§ **Goal of the exercise**
Reproduce exactly the lines from the one containing "Convert this document image to plain text." through the last line of the data, both ends included.

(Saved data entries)

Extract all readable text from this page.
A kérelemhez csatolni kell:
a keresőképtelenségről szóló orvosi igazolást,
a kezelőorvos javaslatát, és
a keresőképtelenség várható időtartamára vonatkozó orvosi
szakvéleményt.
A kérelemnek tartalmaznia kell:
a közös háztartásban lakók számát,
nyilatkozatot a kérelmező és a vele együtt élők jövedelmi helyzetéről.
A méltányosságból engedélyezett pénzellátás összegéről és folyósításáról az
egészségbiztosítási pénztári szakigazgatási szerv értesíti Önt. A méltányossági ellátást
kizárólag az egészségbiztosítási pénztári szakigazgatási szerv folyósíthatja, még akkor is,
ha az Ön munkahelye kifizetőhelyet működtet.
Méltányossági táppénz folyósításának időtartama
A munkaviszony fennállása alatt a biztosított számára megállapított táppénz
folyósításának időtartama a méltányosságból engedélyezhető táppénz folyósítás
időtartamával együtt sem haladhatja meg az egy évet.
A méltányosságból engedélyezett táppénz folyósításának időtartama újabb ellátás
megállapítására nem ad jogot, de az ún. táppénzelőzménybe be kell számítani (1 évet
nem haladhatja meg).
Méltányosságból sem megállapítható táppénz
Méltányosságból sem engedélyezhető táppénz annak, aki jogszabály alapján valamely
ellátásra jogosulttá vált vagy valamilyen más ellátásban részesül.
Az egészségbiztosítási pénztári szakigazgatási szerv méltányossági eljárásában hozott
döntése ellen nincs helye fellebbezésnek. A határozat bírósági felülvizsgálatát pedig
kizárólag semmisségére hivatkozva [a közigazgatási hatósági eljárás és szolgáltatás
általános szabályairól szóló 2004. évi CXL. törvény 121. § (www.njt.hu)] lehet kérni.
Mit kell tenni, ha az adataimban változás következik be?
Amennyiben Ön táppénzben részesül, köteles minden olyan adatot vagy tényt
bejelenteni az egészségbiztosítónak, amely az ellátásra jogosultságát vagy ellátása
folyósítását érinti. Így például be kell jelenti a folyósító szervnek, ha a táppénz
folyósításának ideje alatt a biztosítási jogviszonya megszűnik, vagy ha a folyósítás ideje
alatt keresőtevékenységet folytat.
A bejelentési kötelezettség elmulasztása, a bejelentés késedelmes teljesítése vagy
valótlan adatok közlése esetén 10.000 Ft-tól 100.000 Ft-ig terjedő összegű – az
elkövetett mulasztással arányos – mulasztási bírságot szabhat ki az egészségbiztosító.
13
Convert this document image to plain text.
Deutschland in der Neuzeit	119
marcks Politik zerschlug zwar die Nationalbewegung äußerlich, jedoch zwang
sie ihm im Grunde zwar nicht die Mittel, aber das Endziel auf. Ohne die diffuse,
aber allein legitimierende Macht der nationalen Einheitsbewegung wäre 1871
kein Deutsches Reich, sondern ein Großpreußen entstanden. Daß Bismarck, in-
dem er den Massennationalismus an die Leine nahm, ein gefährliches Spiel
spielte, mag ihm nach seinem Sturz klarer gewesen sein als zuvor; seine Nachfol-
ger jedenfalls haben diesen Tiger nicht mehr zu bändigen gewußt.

§ **Task answer**
Convert this document image to plain text.
Deutschland in der Neuzeit	119
marcks Politik zerschlug zwar die Nationalbewegung äußerlich, jedoch zwang
sie ihm im Grunde zwar nicht die Mittel, aber das Endziel auf. Ohne die diffuse,
aber allein legitimierende Macht der nationalen Einheitsbewegung wäre 1871
kein Deutsches Reich, sondern ein Großpreußen entstanden. Daß Bismarck, in-
dem er den Massennationalismus an die Leine nahm, ein gefährliches Spiel
spielte, mag ihm nach seinem Sturz klarer gewesen sein als zuvor; seine Nachfol-
ger jedenfalls haben diesen Tiger nicht mehr zu bändigen gewußt.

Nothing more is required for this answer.